TASK GOAL: In the travel journal entry about Granada, whom did the writer end up speaking with at the Parador instead of the Head Chef?

TEXT BLOCK:
Andres Recovers, Stumbles, Dies, and then Revives
A Play in Five Acts
Sunday ended with a visit to the haunts of the old people: a plaza near the hotel where all of Granada's AARP members congregated after buying an ice cream cone (or, knowing AARP, after having collected their free ice-cream cone). Actually, with a Sprite and Spanish braided pretzel in hand (unfortunately, this is a misleading description of the pastry I was eating, the only thing it had in common with a pretzel was its shape, aside from that the dough, consistency, and taste were quite distinct, but alas) I didn't feel considerably out-of place because nestled amongst the forest of canes there were the sons, granddaughters, and great-grandchildren of all our AARP friends. I perched on a bench watched them all go by, just as they all watched each other pass-by, and we had a lively old time. I returned to my hotel feeling passably better, and I slept excitedly with great anticipation of tomorrow's activities and my presumed recovery.
Day 27
I awoke eager to pursue an interview I had scheduled with the Head Chef of the Parador of Granada's Restaurant. Somewhat inconveniently, the Parador is under construction, so it was difficult to secure a time for this meeting, but after confirming and reconfirming that this was the most appropriate time for a visit I prepared to undertake the normally slightly taxing but in a weakened state Herculean task of alighting the Alhambra to reach the Parador, which is actually among the buildings of the historic palatial complex. Fortunately, a bus runs up the hill and I took it. Through a convenient chain of events I wound up actually speaking with the Associate Director of the Parador, who was formerly Head Chef, and then moved on to work in the administration of the Paradors at a regional level before accepting his current charge. The insight he offered into the workings of this regaled gastronomic institution was priceless and underscored the impact of tourism and globalization on the design and structure of the menu and the restaurant.

STORED RECORDS:
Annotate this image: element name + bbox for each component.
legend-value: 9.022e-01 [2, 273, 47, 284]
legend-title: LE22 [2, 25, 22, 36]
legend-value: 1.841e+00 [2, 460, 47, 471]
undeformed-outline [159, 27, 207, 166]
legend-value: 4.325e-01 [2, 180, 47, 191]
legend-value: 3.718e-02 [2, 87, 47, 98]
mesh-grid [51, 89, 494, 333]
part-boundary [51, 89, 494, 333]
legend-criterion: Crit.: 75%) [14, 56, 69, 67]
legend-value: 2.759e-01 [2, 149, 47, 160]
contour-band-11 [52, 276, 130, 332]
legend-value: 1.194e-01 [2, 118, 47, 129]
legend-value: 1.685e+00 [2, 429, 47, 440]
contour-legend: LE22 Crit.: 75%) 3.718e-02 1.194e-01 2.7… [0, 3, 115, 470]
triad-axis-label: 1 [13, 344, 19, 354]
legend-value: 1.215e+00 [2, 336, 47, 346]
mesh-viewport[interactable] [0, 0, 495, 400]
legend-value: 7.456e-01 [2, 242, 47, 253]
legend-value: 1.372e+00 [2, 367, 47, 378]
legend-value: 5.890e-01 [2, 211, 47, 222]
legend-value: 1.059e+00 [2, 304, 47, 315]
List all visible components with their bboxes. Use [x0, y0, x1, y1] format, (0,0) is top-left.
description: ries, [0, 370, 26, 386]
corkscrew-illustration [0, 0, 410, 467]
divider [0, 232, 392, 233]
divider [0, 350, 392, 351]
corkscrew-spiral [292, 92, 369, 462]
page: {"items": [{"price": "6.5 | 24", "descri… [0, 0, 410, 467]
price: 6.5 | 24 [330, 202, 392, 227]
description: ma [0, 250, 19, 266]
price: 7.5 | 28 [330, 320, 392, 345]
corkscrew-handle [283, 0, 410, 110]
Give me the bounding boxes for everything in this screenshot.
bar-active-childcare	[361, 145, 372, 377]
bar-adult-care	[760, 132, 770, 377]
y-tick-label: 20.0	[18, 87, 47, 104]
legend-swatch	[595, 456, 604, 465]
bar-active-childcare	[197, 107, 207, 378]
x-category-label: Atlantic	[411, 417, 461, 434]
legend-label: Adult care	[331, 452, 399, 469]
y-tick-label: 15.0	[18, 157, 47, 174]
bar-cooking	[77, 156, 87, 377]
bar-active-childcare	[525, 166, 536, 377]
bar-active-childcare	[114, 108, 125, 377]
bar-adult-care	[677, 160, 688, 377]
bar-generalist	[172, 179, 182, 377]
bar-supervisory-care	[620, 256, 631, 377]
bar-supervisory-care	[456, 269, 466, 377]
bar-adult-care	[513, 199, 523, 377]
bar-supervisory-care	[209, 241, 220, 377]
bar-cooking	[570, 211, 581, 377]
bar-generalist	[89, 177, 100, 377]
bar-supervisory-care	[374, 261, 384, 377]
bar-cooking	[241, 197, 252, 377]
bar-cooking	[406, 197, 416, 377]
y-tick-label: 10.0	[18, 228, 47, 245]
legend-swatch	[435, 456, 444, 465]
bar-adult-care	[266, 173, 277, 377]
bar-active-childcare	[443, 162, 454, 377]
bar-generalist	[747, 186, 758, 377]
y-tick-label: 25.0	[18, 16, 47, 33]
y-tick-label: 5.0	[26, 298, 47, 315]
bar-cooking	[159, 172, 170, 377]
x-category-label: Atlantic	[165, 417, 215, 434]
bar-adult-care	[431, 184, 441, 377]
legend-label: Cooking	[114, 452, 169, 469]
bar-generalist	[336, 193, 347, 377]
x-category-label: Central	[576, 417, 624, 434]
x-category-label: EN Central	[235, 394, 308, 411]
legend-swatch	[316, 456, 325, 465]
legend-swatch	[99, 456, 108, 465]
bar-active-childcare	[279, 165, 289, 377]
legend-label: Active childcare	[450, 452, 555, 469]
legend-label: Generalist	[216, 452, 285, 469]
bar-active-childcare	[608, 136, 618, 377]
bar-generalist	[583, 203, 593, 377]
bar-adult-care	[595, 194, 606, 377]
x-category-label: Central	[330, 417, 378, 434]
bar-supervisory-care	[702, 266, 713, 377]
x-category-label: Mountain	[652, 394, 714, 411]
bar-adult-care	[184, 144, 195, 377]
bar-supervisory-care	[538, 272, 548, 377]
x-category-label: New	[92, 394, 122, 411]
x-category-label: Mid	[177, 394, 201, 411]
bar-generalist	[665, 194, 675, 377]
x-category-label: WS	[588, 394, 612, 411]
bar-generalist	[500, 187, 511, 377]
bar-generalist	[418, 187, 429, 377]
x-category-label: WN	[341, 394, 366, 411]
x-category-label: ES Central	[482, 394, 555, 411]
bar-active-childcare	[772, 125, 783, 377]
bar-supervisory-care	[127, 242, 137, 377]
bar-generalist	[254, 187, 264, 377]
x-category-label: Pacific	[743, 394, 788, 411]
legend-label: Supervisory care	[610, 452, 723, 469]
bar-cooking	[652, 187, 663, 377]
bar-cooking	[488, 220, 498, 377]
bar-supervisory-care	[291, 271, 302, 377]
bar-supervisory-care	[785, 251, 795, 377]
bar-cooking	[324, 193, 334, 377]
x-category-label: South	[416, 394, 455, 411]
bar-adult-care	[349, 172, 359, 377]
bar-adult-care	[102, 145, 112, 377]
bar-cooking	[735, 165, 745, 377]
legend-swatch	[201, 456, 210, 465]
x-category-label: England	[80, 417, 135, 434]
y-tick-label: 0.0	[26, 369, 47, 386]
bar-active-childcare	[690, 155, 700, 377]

SOLVED PROBLEM: The Associate Director of the Parador, who was formerly Head Chef.